▶ **Goal**
Every line that contains the word "tools" should be copied.

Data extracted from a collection

####################

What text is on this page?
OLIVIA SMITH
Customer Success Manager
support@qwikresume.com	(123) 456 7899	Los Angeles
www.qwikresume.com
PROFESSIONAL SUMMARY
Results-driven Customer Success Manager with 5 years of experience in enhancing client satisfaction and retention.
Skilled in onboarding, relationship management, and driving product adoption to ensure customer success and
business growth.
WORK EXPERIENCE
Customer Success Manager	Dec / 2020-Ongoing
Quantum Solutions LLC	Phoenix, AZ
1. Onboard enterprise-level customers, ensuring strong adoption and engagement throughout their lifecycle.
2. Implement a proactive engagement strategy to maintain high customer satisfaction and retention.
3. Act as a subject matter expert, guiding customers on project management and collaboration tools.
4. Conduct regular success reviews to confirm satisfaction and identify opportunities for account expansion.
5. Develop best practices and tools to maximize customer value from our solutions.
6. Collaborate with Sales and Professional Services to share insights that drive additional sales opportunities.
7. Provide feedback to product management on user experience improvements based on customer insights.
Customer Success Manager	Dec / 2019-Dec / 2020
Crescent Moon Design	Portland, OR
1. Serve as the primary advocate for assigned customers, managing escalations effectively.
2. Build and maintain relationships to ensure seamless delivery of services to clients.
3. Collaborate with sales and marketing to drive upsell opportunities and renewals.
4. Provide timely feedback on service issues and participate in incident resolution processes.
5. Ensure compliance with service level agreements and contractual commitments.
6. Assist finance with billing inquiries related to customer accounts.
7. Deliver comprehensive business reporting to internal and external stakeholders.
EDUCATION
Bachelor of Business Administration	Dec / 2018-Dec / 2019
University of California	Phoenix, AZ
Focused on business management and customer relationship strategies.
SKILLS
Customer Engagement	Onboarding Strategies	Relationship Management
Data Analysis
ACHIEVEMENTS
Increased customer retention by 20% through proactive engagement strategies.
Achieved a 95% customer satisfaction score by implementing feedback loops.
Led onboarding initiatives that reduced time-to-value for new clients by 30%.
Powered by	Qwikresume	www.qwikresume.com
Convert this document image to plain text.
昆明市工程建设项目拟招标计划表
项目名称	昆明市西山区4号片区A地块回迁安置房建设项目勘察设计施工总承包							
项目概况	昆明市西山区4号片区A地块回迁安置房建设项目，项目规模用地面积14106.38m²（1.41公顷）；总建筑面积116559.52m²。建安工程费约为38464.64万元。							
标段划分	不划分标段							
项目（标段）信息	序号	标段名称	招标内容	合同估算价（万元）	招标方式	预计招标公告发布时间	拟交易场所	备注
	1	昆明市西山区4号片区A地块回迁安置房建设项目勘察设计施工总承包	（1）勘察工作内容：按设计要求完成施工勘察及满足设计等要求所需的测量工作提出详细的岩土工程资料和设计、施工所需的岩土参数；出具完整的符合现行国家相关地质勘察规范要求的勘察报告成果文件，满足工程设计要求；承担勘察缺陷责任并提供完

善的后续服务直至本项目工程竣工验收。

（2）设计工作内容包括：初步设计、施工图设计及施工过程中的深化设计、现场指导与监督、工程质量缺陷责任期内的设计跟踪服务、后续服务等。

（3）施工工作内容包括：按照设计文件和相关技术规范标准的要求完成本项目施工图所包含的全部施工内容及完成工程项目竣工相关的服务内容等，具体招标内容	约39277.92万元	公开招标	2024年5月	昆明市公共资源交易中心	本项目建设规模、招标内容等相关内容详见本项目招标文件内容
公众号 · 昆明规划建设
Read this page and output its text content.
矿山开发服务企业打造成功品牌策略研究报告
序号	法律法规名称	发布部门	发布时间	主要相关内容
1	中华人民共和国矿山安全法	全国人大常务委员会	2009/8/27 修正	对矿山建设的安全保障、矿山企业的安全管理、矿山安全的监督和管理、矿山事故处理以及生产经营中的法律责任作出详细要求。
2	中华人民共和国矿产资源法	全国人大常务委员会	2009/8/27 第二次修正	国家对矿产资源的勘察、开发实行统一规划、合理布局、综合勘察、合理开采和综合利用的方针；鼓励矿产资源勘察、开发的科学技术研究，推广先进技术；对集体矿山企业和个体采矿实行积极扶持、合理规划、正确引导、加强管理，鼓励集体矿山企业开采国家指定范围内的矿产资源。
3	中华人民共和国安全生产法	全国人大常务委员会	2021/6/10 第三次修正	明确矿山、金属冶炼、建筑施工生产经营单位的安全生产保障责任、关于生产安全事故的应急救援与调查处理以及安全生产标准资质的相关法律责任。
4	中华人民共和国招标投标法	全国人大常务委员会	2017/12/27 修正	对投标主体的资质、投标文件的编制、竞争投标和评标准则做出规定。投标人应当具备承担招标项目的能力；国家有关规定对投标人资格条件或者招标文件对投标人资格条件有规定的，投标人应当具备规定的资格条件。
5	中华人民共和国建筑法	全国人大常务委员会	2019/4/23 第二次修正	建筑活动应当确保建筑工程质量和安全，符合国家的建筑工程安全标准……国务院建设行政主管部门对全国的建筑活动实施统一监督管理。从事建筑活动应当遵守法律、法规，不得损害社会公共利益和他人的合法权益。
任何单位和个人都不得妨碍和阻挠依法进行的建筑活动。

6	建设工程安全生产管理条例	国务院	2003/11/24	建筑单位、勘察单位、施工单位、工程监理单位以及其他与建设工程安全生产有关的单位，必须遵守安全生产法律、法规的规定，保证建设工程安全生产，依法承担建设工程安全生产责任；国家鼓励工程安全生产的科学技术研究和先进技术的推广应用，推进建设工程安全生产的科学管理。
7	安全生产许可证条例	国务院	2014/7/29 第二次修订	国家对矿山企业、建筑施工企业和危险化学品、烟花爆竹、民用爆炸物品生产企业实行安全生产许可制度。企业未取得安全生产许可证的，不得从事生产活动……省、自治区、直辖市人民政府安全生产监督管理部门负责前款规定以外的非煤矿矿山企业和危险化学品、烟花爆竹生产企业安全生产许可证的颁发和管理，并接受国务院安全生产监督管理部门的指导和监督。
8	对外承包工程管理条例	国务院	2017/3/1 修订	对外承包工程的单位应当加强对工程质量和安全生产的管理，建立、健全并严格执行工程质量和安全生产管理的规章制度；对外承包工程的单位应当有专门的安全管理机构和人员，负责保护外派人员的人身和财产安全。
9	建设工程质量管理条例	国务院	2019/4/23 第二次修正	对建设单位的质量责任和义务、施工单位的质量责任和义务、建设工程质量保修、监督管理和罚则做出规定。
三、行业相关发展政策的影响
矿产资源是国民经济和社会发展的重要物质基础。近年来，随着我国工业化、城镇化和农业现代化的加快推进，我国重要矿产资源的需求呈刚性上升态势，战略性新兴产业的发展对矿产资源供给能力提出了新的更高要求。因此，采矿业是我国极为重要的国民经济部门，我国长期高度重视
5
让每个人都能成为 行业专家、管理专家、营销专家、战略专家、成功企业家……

####################

▶ **Exercise output**
3. Act as a subject matter expert, guiding customers on project management and collaboration tools.
5. Develop best practices and tools to maximize customer value from our solutions.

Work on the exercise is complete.